> **STATED PROBLEM**:
Here is a listing, set out below; repeat its lines from the one with "What data populates" to the last, both included, and leave out the pictures.

**** RECORDED INFORMATION ****

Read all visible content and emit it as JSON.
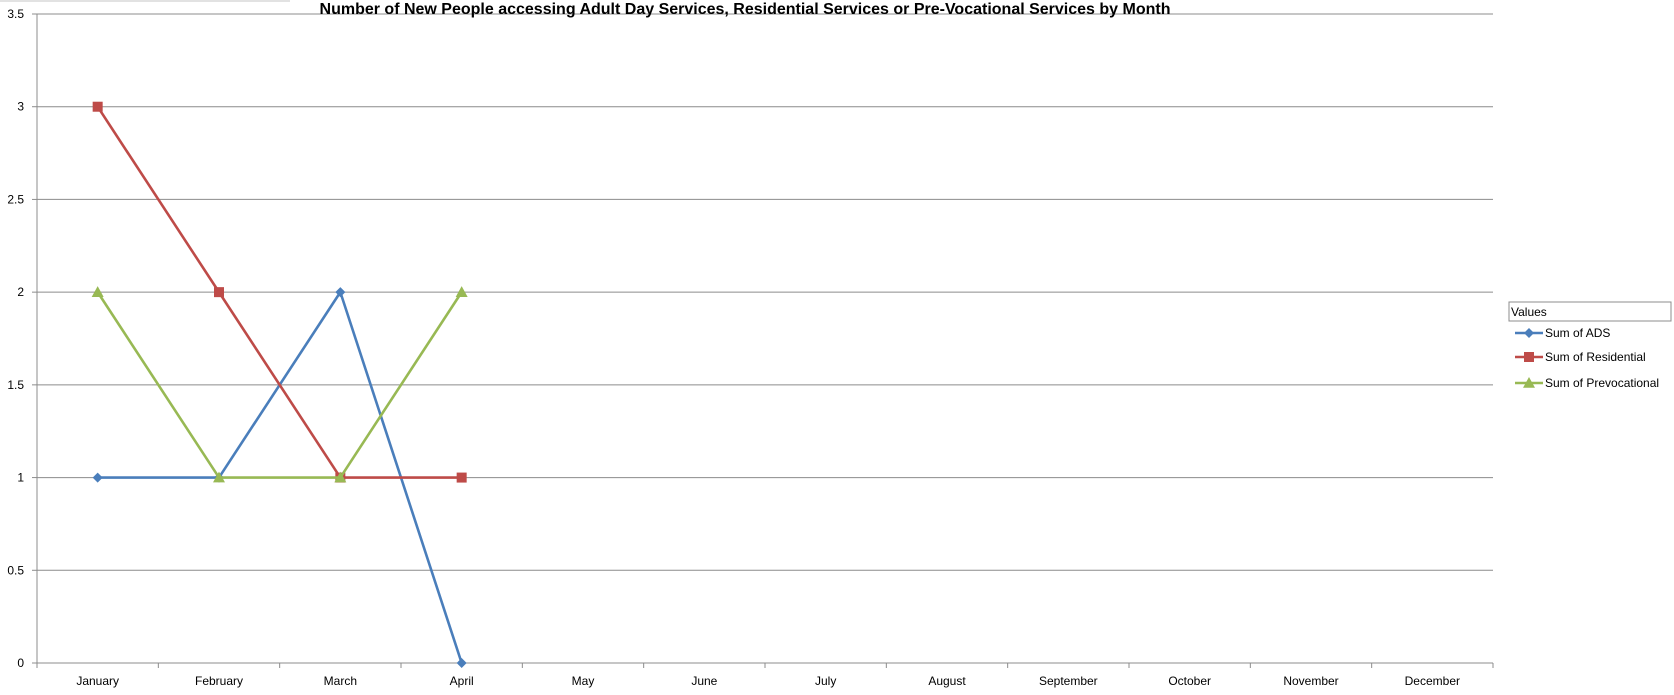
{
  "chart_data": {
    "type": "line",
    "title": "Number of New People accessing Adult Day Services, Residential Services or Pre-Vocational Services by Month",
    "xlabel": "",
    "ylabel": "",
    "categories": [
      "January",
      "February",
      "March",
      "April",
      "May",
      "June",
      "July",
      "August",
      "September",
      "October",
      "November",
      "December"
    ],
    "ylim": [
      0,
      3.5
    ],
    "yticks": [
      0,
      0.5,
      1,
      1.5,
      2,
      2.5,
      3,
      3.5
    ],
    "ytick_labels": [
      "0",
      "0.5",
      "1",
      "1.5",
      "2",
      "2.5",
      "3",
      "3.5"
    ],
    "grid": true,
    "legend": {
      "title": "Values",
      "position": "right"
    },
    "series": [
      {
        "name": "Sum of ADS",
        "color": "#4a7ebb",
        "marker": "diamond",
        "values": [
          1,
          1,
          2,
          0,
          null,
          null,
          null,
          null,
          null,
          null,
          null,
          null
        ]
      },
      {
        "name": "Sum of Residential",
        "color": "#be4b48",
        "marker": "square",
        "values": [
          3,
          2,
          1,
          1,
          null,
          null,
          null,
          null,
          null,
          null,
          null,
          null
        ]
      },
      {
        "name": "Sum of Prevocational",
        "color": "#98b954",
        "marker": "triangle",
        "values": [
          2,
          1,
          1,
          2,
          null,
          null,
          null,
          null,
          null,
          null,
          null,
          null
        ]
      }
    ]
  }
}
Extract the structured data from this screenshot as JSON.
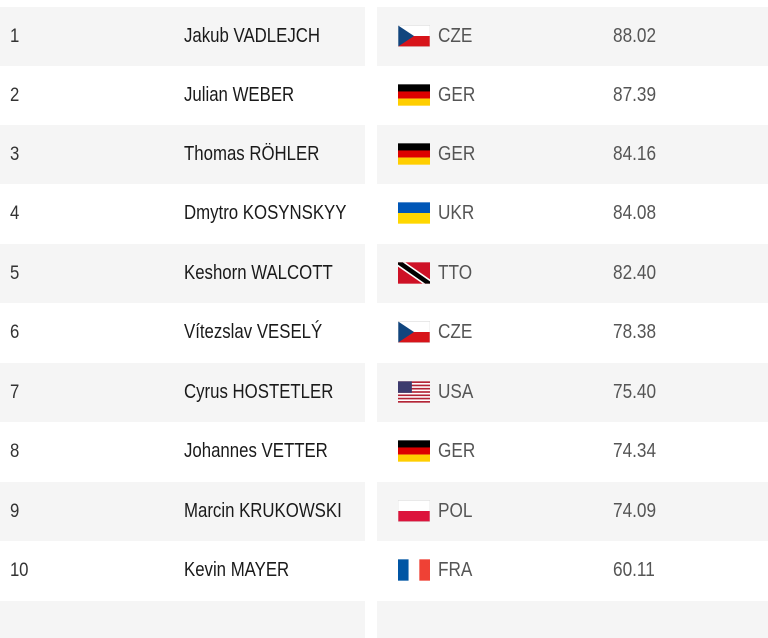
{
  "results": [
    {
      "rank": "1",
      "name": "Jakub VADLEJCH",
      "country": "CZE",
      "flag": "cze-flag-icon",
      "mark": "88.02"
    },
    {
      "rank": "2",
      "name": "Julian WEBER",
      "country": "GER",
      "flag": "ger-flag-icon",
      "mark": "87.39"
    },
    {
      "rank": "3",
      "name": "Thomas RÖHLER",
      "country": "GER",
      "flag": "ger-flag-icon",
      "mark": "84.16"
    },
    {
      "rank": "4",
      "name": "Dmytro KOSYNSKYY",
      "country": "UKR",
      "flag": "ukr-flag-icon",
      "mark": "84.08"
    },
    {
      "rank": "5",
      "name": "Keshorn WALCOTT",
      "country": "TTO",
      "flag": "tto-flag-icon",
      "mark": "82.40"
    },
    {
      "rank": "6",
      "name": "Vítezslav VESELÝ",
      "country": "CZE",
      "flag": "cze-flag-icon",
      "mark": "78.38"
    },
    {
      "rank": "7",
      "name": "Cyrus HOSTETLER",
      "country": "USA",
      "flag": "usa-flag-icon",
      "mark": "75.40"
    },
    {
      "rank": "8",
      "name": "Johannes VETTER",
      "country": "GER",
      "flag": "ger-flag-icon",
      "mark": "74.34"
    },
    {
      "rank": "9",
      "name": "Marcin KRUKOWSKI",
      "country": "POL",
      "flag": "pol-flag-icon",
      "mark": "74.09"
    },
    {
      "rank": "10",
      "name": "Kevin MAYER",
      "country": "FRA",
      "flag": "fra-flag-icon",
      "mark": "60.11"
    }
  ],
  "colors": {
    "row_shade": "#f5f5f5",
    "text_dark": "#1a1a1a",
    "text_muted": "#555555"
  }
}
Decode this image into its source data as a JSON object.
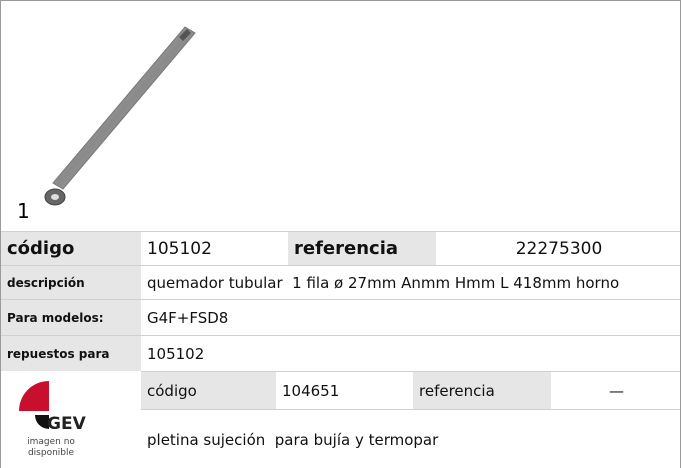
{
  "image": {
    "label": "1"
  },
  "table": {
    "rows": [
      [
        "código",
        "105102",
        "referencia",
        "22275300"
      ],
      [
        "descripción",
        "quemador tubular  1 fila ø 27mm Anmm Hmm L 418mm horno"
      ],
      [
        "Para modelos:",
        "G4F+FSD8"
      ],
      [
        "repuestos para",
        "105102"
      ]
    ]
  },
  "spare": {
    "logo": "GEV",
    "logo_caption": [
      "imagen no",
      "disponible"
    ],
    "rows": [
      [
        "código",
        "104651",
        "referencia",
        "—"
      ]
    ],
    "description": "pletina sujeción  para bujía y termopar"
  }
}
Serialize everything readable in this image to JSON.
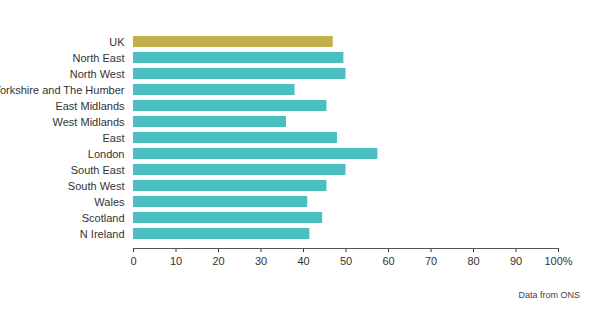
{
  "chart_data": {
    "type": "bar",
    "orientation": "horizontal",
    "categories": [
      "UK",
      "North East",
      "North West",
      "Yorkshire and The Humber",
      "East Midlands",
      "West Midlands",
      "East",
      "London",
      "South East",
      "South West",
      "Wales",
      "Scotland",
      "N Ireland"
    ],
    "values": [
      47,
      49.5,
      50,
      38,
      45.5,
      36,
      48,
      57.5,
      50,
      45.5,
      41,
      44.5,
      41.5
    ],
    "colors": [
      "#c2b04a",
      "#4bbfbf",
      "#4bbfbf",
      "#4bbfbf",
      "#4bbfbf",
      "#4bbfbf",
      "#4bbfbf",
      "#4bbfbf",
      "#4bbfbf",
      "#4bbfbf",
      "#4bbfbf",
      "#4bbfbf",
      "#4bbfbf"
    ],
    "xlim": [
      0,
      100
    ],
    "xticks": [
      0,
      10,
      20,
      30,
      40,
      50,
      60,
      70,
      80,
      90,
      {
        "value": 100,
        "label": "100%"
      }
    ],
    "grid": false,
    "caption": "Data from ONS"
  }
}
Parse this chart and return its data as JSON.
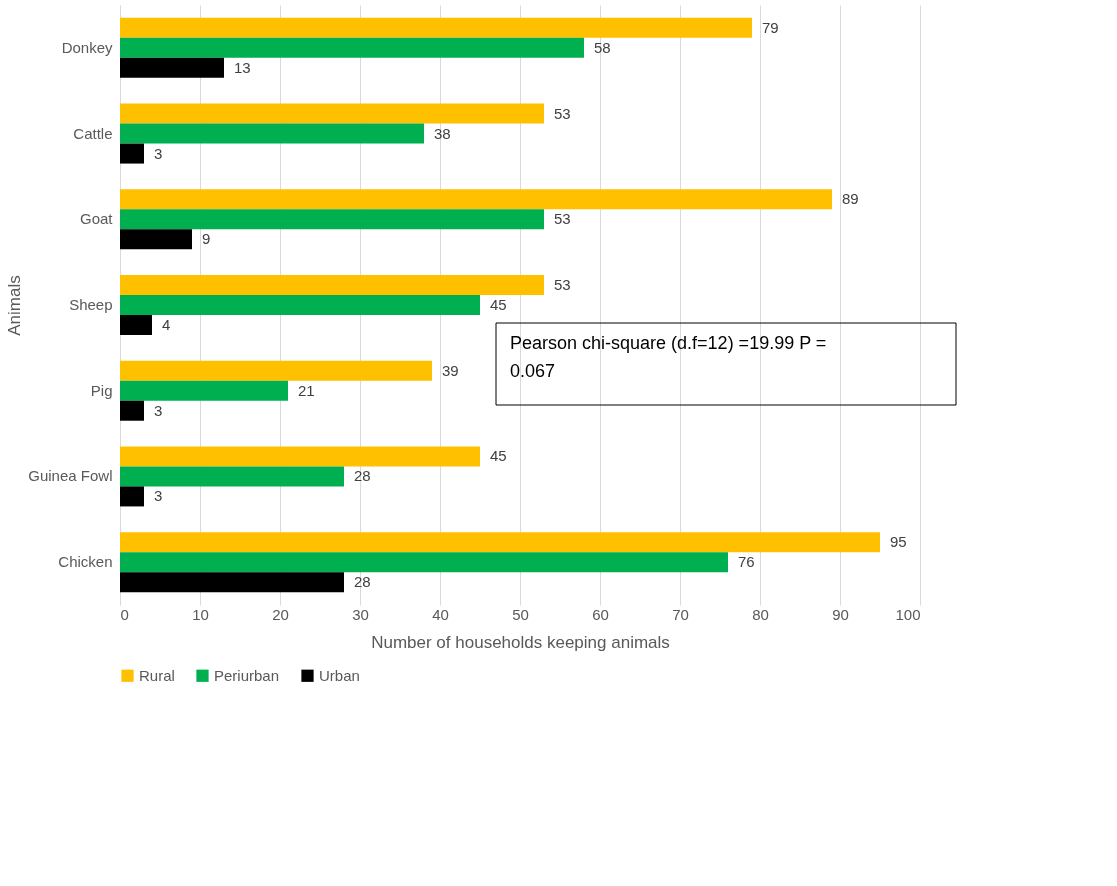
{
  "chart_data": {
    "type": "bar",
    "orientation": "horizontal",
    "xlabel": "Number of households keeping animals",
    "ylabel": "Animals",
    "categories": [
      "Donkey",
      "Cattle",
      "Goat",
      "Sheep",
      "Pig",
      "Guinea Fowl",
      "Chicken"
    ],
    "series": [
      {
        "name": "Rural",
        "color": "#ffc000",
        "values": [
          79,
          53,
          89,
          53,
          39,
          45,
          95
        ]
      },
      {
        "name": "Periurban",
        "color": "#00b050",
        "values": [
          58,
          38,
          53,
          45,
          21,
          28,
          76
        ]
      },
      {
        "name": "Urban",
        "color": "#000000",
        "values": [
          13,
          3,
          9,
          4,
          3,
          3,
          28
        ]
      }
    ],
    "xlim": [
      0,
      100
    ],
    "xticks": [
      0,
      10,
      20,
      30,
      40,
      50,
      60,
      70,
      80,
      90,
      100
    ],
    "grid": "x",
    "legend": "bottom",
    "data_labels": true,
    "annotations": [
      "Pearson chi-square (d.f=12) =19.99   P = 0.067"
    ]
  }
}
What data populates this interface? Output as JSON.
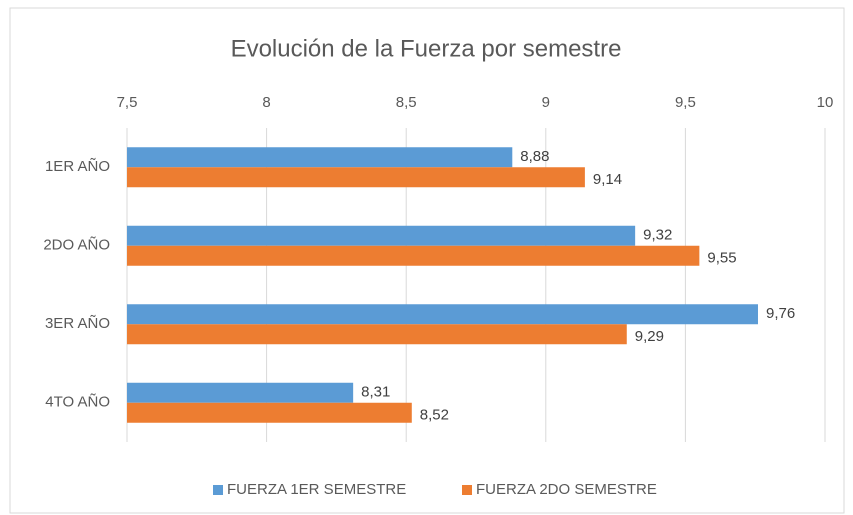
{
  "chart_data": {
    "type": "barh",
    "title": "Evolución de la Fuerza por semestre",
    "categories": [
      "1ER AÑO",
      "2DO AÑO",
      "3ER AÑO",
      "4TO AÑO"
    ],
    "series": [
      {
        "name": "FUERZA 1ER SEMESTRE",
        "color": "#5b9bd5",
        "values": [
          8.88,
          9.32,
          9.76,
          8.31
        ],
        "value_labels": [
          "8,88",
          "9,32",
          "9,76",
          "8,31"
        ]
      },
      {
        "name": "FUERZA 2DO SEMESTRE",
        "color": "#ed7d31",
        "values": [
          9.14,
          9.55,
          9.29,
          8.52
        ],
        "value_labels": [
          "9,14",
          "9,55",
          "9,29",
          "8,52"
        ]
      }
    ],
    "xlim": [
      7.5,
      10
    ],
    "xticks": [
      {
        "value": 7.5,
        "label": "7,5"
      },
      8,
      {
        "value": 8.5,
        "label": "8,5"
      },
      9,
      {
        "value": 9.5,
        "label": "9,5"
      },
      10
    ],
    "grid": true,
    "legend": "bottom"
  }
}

****

> **REPLY**:
What data populates this interface? Output as JSON.
{
  "chart_data": {
    "type": "barh",
    "title": "Evolución de la Fuerza por semestre",
    "categories": [
      "1ER AÑO",
      "2DO AÑO",
      "3ER AÑO",
      "4TO AÑO"
    ],
    "series": [
      {
        "name": "FUERZA 1ER SEMESTRE",
        "color": "#5b9bd5",
        "values": [
          8.88,
          9.32,
          9.76,
          8.31
        ],
        "value_labels": [
          "8,88",
          "9,32",
          "9,76",
          "8,31"
        ]
      },
      {
        "name": "FUERZA 2DO SEMESTRE",
        "color": "#ed7d31",
        "values": [
          9.14,
          9.55,
          9.29,
          8.52
        ],
        "value_labels": [
          "9,14",
          "9,55",
          "9,29",
          "8,52"
        ]
      }
    ],
    "xlim": [
      7.5,
      10
    ],
    "xticks": [
      {
        "value": 7.5,
        "label": "7,5"
      },
      8,
      {
        "value": 8.5,
        "label": "8,5"
      },
      9,
      {
        "value": 9.5,
        "label": "9,5"
      },
      10
    ],
    "grid": true,
    "legend": "bottom"
  }
}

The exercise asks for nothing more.